EXERCISE 1
Convert the records, starting with their first line and going on through the line that contains "option: B. [252, 865, 267, 881]", into a JSON list of strings with one string per line and blank lines left out.

TEXT TO READ
········
Record numbers clean up in 25th Great British Beach Clean around Welsh coasts
Date posted: 29 November 2018
But in the ‘Year of the Sea’ there’s still far too much plastic on Welsh beaches
The Marine Conservation Society (MCS) says its Great British Beach Clean, run in partnership with Waitrose, was the biggest mass participation beach clean and survey event in Wales for a decade. The charity says the event, held over four days in September, saw over 1,300 volunteers – over 700 more than last year – cleaning nearly double the number of beaches than in 2017.
The Great British Beach Clean, which took place 14th -17th September 2018, saw volunteers remove close to 500kg of litter from Welsh beaches. In total, just short of 25,000 litter items were picked up along the 5,355 metres of the coastline that was surveyed.
But although the number of volunteers, events and the amount of litter collected has risen in the last three years, this year the average amount of litter collected on every 100 metres cleaned and surveyed decreased in Wales by 22% compared to last year.
Gill Bell, MCS Head of Conservation, Wales says although the Great British Beach Clean in Wales showed just how many more people now want to make a difference to the ocean pollution crisis, there is still a major litter problem around the Welsh coastline: “Whilst it was fantastic to see record numbers of Welsh volunteers, there are still unacceptable amounts of litter, and plastic in particular, on our beaches. 2018 is the Year of the Sea in Wales, so it’s hugely disappointing that our volunteers picked up over 494 kilos of litter – that’s about the same as a grand piano weighs. Before the year is out we need the Welsh Government to commit to doing much more to tackle litter at source.
“Whilst we saw an overall reduction in the average amount of litter per 100 metres on Welsh beaches from last year, the Great British Beach Clean is just a snap shot in time. This reduction could be the result of the very dry summer this year combined with the increase in the number of people removing litter from beaches as part of organised beach cleans and on random visits to the coast.
········
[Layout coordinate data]
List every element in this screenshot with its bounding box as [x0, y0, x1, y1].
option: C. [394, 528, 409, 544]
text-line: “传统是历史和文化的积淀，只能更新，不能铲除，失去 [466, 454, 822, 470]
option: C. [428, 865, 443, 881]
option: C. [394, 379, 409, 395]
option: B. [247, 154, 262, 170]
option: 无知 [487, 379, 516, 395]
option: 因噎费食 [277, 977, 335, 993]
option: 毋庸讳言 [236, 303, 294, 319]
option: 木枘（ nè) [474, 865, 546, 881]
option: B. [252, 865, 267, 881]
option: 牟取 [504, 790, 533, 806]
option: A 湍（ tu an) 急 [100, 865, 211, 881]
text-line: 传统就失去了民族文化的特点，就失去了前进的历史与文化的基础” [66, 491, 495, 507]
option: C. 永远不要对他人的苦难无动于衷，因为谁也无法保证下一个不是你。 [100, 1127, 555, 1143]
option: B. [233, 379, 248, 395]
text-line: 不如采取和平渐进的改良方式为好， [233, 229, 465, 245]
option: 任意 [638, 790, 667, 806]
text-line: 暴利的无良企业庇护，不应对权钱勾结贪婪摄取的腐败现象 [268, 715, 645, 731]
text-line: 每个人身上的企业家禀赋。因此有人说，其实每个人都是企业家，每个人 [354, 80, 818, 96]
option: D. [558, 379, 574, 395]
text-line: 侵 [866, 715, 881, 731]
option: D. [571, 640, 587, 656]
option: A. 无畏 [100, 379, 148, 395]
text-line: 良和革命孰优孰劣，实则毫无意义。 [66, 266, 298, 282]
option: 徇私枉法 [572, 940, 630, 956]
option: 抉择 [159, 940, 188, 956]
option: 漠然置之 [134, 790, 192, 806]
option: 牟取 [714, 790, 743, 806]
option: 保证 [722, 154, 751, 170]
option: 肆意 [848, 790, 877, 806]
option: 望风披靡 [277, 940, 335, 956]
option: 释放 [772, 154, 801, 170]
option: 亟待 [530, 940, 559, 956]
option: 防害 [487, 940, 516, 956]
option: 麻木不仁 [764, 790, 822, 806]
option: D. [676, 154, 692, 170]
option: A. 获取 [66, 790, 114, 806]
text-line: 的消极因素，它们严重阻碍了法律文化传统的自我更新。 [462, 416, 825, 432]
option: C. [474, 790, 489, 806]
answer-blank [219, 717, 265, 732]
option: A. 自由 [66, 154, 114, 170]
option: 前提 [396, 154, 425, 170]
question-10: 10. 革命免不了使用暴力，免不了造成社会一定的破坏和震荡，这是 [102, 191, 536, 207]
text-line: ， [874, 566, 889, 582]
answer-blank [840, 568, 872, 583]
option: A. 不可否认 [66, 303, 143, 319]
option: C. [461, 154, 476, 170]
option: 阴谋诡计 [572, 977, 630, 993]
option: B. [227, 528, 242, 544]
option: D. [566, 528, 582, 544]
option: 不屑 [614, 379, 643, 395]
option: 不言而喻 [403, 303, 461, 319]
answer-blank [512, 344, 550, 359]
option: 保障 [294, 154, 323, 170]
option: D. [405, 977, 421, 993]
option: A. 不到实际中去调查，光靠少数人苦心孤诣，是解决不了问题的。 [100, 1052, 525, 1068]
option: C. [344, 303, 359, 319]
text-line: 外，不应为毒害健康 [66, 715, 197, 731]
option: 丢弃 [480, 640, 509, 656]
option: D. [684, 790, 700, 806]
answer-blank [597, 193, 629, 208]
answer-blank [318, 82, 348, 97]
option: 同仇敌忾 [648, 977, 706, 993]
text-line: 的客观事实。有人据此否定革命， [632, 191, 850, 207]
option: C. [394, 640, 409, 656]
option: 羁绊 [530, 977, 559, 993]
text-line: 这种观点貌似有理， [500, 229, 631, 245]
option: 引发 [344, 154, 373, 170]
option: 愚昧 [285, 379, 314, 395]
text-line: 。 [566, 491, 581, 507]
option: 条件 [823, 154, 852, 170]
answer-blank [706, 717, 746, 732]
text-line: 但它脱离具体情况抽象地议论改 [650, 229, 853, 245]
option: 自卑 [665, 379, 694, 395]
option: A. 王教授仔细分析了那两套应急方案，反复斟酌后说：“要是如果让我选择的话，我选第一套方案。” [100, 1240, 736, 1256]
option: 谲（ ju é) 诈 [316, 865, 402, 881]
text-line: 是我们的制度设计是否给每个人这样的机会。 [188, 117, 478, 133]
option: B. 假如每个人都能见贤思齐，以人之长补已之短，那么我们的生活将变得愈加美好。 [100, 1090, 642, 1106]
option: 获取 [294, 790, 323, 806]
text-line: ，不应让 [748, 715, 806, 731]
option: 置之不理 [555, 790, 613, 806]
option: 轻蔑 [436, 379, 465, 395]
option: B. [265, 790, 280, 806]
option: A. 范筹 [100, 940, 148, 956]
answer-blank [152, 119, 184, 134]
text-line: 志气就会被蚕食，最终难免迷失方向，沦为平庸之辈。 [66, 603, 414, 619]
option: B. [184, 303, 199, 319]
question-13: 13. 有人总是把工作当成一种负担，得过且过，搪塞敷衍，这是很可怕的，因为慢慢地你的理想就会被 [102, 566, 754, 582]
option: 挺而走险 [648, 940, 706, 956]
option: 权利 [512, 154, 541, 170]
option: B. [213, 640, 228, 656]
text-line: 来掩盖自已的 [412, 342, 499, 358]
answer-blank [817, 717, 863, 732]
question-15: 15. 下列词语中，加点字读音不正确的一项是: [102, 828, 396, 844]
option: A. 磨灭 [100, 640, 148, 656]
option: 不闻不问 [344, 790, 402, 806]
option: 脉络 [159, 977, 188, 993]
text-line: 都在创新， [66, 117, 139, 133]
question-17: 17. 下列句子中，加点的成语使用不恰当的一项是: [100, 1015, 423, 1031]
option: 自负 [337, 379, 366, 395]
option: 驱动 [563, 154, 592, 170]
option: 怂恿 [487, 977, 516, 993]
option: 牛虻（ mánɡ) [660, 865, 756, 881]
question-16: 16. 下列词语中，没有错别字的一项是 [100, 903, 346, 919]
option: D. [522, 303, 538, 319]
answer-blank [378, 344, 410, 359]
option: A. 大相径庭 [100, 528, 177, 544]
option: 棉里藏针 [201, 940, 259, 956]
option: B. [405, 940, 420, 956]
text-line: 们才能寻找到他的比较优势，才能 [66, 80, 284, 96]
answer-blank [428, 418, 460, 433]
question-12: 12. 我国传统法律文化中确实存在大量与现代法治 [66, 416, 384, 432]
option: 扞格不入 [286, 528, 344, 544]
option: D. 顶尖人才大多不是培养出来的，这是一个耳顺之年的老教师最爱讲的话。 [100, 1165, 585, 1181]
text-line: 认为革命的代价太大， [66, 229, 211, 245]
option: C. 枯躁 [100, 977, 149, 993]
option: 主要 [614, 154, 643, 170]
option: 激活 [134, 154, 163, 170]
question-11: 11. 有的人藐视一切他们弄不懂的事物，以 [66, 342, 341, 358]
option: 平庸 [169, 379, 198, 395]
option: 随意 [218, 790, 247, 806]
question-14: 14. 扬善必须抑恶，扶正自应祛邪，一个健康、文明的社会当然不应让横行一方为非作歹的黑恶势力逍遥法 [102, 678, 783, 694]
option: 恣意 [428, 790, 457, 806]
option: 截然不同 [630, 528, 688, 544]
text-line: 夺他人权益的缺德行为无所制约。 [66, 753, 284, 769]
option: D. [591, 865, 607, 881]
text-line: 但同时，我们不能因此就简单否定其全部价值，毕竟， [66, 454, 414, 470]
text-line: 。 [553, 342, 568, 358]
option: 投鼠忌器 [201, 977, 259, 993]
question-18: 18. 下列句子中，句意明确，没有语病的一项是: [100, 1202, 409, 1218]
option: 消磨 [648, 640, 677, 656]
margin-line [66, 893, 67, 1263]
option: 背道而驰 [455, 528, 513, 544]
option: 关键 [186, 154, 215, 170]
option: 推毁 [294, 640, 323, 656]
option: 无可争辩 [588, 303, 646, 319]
········
EXERCISE 2
Output the passage of the beach clean article starting with "The Great British Beach Clean, which" and going on through "that was surveyed.", copied word for word.

WRITTEN RESPONSE 1
[
  "List every element in this screenshot with its bounding box as [x0, y0, x1, y1].",
  "option: C. [394, 528, 409, 544]",
  "text-line: “传统是历史和文化的积淀，只能更新，不能铲除，失去 [466, 454, 822, 470]",
  "option: C. [428, 865, 443, 881]",
  "option: C. [394, 379, 409, 395]",
  "option: B. [247, 154, 262, 170]",
  "option: 无知 [487, 379, 516, 395]",
  "option: 因噎费食 [277, 977, 335, 993]",
  "option: 毋庸讳言 [236, 303, 294, 319]",
  "option: 木枘（ nè) [474, 865, 546, 881]",
  "option: B. [252, 865, 267, 881]"
]

WRITTEN RESPONSE 2
The Great British Beach Clean, which took place 14th -17th September 2018, saw volunteers remove close to 500kg of litter from Welsh beaches. In total, just short of 25,000 litter items were picked up along the 5,355 metres of the coastline that was surveyed.